- **What you are asked to do**: How many lines in the entries below contain "click"? Answer with the number only.

- **Record extracts**:

* START *

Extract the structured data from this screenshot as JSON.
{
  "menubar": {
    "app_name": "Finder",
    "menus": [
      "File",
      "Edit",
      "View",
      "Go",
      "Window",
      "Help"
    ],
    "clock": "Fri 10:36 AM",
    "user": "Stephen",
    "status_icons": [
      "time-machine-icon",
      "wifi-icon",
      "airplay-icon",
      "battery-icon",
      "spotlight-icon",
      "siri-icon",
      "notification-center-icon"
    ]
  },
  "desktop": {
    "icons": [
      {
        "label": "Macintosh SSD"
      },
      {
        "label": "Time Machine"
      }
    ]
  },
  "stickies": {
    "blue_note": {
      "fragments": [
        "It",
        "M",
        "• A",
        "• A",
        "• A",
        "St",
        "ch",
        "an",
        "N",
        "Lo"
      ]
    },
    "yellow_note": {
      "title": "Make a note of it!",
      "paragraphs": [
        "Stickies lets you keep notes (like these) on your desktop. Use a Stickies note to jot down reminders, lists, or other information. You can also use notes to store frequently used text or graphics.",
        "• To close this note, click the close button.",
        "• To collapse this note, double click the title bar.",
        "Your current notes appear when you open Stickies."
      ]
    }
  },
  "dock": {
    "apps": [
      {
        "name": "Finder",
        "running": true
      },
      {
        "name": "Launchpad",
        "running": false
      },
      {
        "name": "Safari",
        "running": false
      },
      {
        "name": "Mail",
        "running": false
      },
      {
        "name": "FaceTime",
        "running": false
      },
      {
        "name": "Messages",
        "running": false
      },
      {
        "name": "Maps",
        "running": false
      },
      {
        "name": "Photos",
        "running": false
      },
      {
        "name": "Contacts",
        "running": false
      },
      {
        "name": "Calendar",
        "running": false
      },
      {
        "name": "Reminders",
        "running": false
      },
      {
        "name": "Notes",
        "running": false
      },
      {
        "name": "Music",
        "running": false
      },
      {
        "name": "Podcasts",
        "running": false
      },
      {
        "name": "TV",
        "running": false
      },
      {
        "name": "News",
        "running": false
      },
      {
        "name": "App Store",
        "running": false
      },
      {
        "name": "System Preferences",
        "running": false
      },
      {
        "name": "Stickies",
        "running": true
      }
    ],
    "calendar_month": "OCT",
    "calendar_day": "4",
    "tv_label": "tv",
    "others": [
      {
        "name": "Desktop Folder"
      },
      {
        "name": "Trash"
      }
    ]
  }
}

* END *

- **The output**: 2